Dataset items
* * * * *
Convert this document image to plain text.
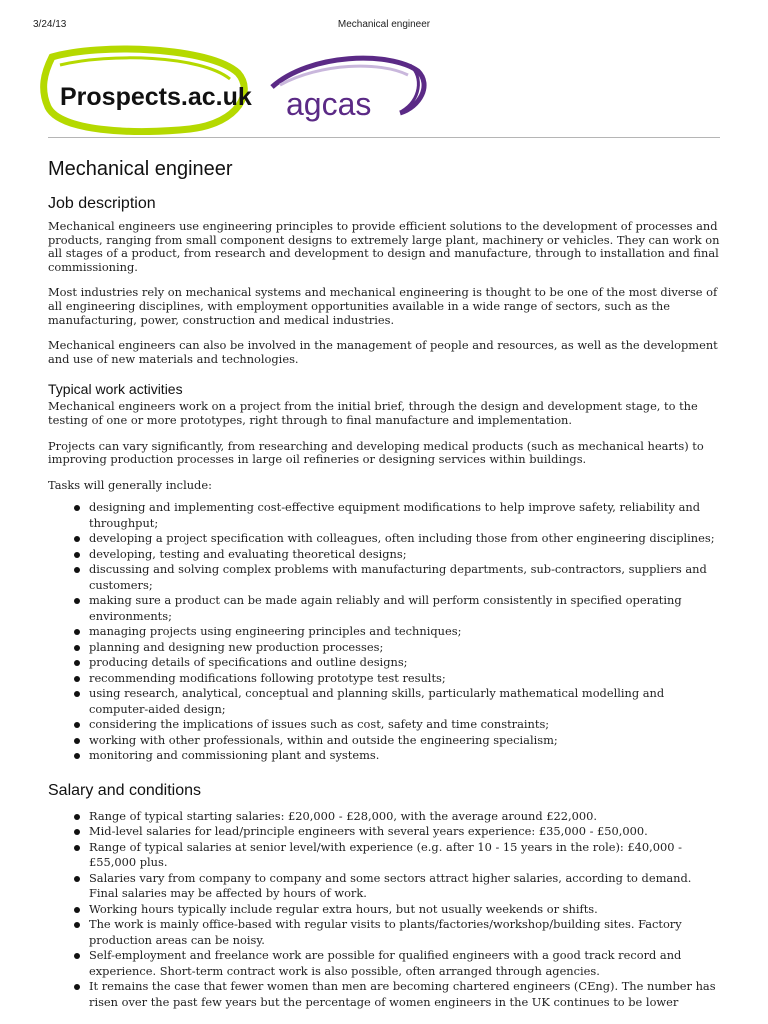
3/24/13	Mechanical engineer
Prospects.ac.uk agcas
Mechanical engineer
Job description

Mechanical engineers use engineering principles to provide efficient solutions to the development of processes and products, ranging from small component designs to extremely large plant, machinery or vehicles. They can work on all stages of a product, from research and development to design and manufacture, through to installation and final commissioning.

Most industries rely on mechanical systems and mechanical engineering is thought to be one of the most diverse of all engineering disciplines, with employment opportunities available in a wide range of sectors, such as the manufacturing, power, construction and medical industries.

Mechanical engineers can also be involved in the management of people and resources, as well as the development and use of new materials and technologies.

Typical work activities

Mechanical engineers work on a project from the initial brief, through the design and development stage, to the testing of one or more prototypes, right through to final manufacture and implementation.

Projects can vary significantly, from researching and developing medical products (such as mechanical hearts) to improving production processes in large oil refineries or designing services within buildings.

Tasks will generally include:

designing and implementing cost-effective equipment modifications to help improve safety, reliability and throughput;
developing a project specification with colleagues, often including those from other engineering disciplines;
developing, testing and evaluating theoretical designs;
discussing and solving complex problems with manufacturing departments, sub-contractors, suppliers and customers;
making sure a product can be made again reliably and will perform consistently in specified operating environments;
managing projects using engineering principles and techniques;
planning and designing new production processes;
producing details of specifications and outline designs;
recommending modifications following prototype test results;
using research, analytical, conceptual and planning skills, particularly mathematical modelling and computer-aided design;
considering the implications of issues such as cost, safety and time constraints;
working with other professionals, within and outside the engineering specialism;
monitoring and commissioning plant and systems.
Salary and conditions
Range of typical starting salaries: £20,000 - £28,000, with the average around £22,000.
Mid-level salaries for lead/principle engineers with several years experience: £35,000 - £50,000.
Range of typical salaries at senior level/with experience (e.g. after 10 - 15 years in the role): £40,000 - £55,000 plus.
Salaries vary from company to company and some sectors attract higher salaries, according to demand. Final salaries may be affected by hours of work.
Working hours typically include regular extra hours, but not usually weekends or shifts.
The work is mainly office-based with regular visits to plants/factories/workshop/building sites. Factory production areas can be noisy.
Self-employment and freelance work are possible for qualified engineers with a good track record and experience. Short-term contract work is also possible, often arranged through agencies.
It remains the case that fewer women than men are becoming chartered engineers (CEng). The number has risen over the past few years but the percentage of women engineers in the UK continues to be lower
* * * * *
| WRITTEN INSTRUCTION |
Answer only with how many lines in the records include "processes".

| FINAL ANSWER |
3